Begin Source material

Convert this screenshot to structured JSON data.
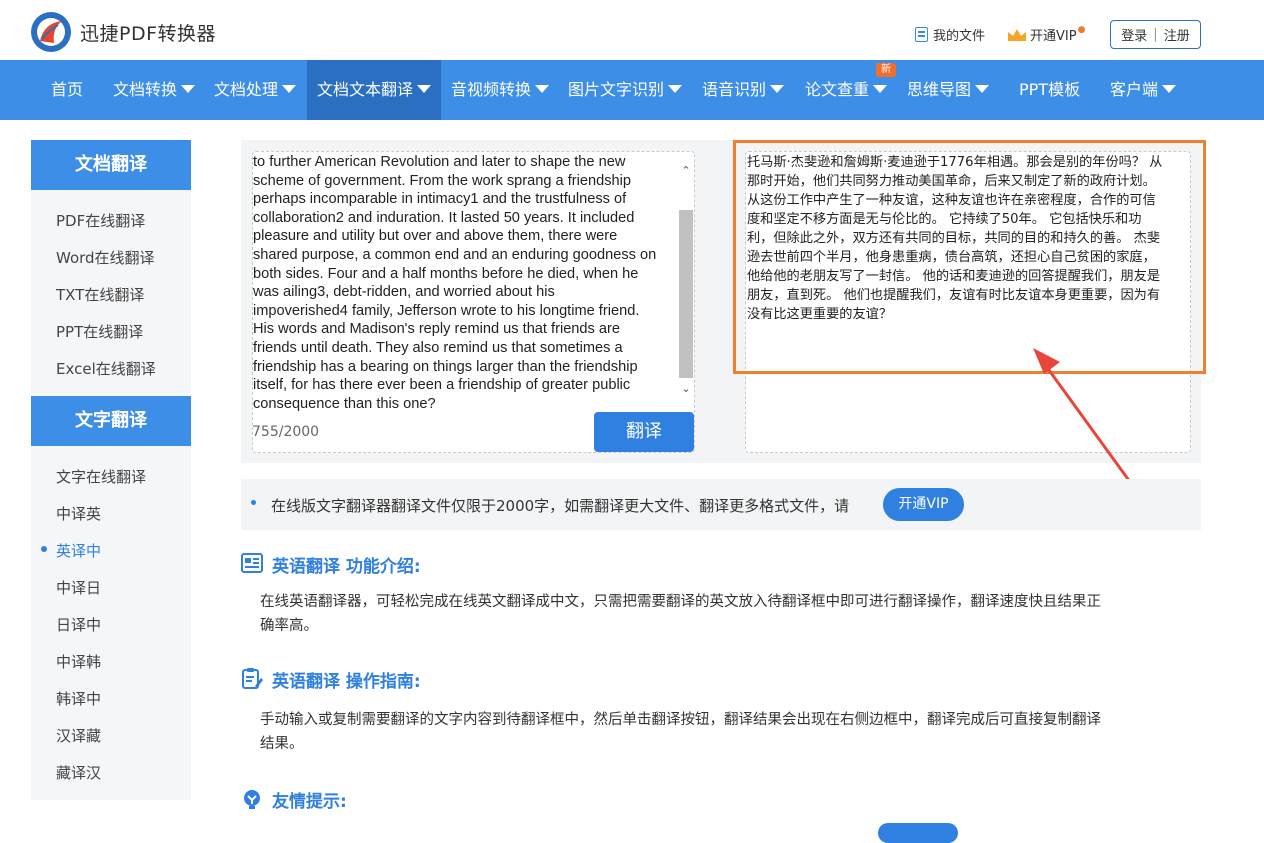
{
  "header": {
    "brand": "迅捷PDF转换器",
    "my_files": "我的文件",
    "open_vip": "开通VIP",
    "login": "登录",
    "register": "注册"
  },
  "nav": {
    "items": [
      {
        "label": "首页"
      },
      {
        "label": "文档转换"
      },
      {
        "label": "文档处理"
      },
      {
        "label": "文档文本翻译"
      },
      {
        "label": "音视频转换"
      },
      {
        "label": "图片文字识别"
      },
      {
        "label": "语音识别"
      },
      {
        "label": "论文查重"
      },
      {
        "label": "思维导图"
      },
      {
        "label": "PPT模板"
      },
      {
        "label": "客户端"
      }
    ],
    "new_badge": "新",
    "active_index": 3
  },
  "sidebar": {
    "doc_title": "文档翻译",
    "doc_items": [
      "PDF在线翻译",
      "Word在线翻译",
      "TXT在线翻译",
      "PPT在线翻译",
      "Excel在线翻译"
    ],
    "text_title": "文字翻译",
    "text_items": [
      "文字在线翻译",
      "中译英",
      "英译中",
      "中译日",
      "日译中",
      "中译韩",
      "韩译中",
      "汉译藏",
      "藏译汉"
    ],
    "active_item": "英译中"
  },
  "translator": {
    "source_lines": [
      "to further American Revolution and later to shape the new",
      "scheme of government. From the work sprang a friendship",
      "perhaps incomparable in intimacy1 and the trustfulness of",
      "collaboration2 and induration. It lasted 50 years. It included",
      "pleasure and utility but over and above them, there were",
      "shared purpose, a common end and an enduring goodness on",
      "both sides. Four and a half months before he died, when he",
      "was ailing3, debt-ridden, and worried about his",
      "impoverished4 family, Jefferson wrote to his longtime friend.",
      "His words and Madison's reply remind us that friends are",
      "friends until death. They also remind us that sometimes a",
      "friendship has a bearing on things larger than the friendship",
      "itself, for has there ever been a friendship of greater public",
      "consequence than this one?"
    ],
    "char_count": "755/2000",
    "translate_button": "翻译",
    "result_lines": [
      "托马斯·杰斐逊和詹姆斯·麦迪逊于1776年相遇。那会是别的年份吗？ 从",
      "那时开始，他们共同努力推动美国革命，后来又制定了新的政府计划。",
      "从这份工作中产生了一种友谊，这种友谊也许在亲密程度，合作的可信",
      "度和坚定不移方面是无与伦比的。 它持续了50年。 它包括快乐和功",
      "利，但除此之外，双方还有共同的目标，共同的目的和持久的善。 杰斐",
      "逊去世前四个半月，他身患重病，债台高筑，还担心自己贫困的家庭，",
      "他给他的老朋友写了一封信。 他的话和麦迪逊的回答提醒我们，朋友是",
      "朋友，直到死。 他们也提醒我们，友谊有时比友谊本身更重要，因为有",
      "没有比这更重要的友谊？"
    ],
    "highlight_color": "#f07f30"
  },
  "notice": {
    "text": "在线版文字翻译器翻译文件仅限于2000字，如需翻译更大文件、翻译更多格式文件，请",
    "vip_button": "开通VIP"
  },
  "sections": [
    {
      "icon": "newspaper-icon",
      "title": "英语翻译 功能介绍:",
      "lines": [
        "在线英语翻译器，可轻松完成在线英文翻译成中文，只需把需要翻译的英文放入待翻译框中即可进行翻译操作，翻译速度快且结果正",
        "确率高。"
      ]
    },
    {
      "icon": "clipboard-edit-icon",
      "title": "英语翻译 操作指南:",
      "lines": [
        "手动输入或复制需要翻译的文字内容到待翻译框中，然后单击翻译按钮，翻译结果会出现在右侧边框中，翻译完成后可直接复制翻译",
        "结果。"
      ]
    },
    {
      "icon": "lightbulb-icon",
      "title": "友情提示:",
      "lines": []
    }
  ],
  "colors": {
    "brand_blue": "#3d8ee6",
    "active_nav": "#2a6fc2",
    "button_blue": "#2f80e0",
    "badge_orange": "#f56c2c"
  }
}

End Source material

» Aim of the exercise: Repeat each entry precisely as it appears. Leave the pictures out.

» Right answer:
Convert this screenshot to structured JSON data.
{
  "header": {
    "brand": "迅捷PDF转换器",
    "my_files": "我的文件",
    "open_vip": "开通VIP",
    "login": "登录",
    "register": "注册"
  },
  "nav": {
    "items": [
      {
        "label": "首页"
      },
      {
        "label": "文档转换"
      },
      {
        "label": "文档处理"
      },
      {
        "label": "文档文本翻译"
      },
      {
        "label": "音视频转换"
      },
      {
        "label": "图片文字识别"
      },
      {
        "label": "语音识别"
      },
      {
        "label": "论文查重"
      },
      {
        "label": "思维导图"
      },
      {
        "label": "PPT模板"
      },
      {
        "label": "客户端"
      }
    ],
    "new_badge": "新",
    "active_index": 3
  },
  "sidebar": {
    "doc_title": "文档翻译",
    "doc_items": [
      "PDF在线翻译",
      "Word在线翻译",
      "TXT在线翻译",
      "PPT在线翻译",
      "Excel在线翻译"
    ],
    "text_title": "文字翻译",
    "text_items": [
      "文字在线翻译",
      "中译英",
      "英译中",
      "中译日",
      "日译中",
      "中译韩",
      "韩译中",
      "汉译藏",
      "藏译汉"
    ],
    "active_item": "英译中"
  },
  "translator": {
    "source_lines": [
      "to further American Revolution and later to shape the new",
      "scheme of government. From the work sprang a friendship",
      "perhaps incomparable in intimacy1 and the trustfulness of",
      "collaboration2 and induration. It lasted 50 years. It included",
      "pleasure and utility but over and above them, there were",
      "shared purpose, a common end and an enduring goodness on",
      "both sides. Four and a half months before he died, when he",
      "was ailing3, debt-ridden, and worried about his",
      "impoverished4 family, Jefferson wrote to his longtime friend.",
      "His words and Madison's reply remind us that friends are",
      "friends until death. They also remind us that sometimes a",
      "friendship has a bearing on things larger than the friendship",
      "itself, for has there ever been a friendship of greater public",
      "consequence than this one?"
    ],
    "char_count": "755/2000",
    "translate_button": "翻译",
    "result_lines": [
      "托马斯·杰斐逊和詹姆斯·麦迪逊于1776年相遇。那会是别的年份吗？ 从",
      "那时开始，他们共同努力推动美国革命，后来又制定了新的政府计划。",
      "从这份工作中产生了一种友谊，这种友谊也许在亲密程度，合作的可信",
      "度和坚定不移方面是无与伦比的。 它持续了50年。 它包括快乐和功",
      "利，但除此之外，双方还有共同的目标，共同的目的和持久的善。 杰斐",
      "逊去世前四个半月，他身患重病，债台高筑，还担心自己贫困的家庭，",
      "他给他的老朋友写了一封信。 他的话和麦迪逊的回答提醒我们，朋友是",
      "朋友，直到死。 他们也提醒我们，友谊有时比友谊本身更重要，因为有",
      "没有比这更重要的友谊？"
    ],
    "highlight_color": "#f07f30"
  },
  "notice": {
    "text": "在线版文字翻译器翻译文件仅限于2000字，如需翻译更大文件、翻译更多格式文件，请",
    "vip_button": "开通VIP"
  },
  "sections": [
    {
      "icon": "newspaper-icon",
      "title": "英语翻译 功能介绍:",
      "lines": [
        "在线英语翻译器，可轻松完成在线英文翻译成中文，只需把需要翻译的英文放入待翻译框中即可进行翻译操作，翻译速度快且结果正",
        "确率高。"
      ]
    },
    {
      "icon": "clipboard-edit-icon",
      "title": "英语翻译 操作指南:",
      "lines": [
        "手动输入或复制需要翻译的文字内容到待翻译框中，然后单击翻译按钮，翻译结果会出现在右侧边框中，翻译完成后可直接复制翻译",
        "结果。"
      ]
    },
    {
      "icon": "lightbulb-icon",
      "title": "友情提示:",
      "lines": []
    }
  ],
  "colors": {
    "brand_blue": "#3d8ee6",
    "active_nav": "#2a6fc2",
    "button_blue": "#2f80e0",
    "badge_orange": "#f56c2c"
  }
}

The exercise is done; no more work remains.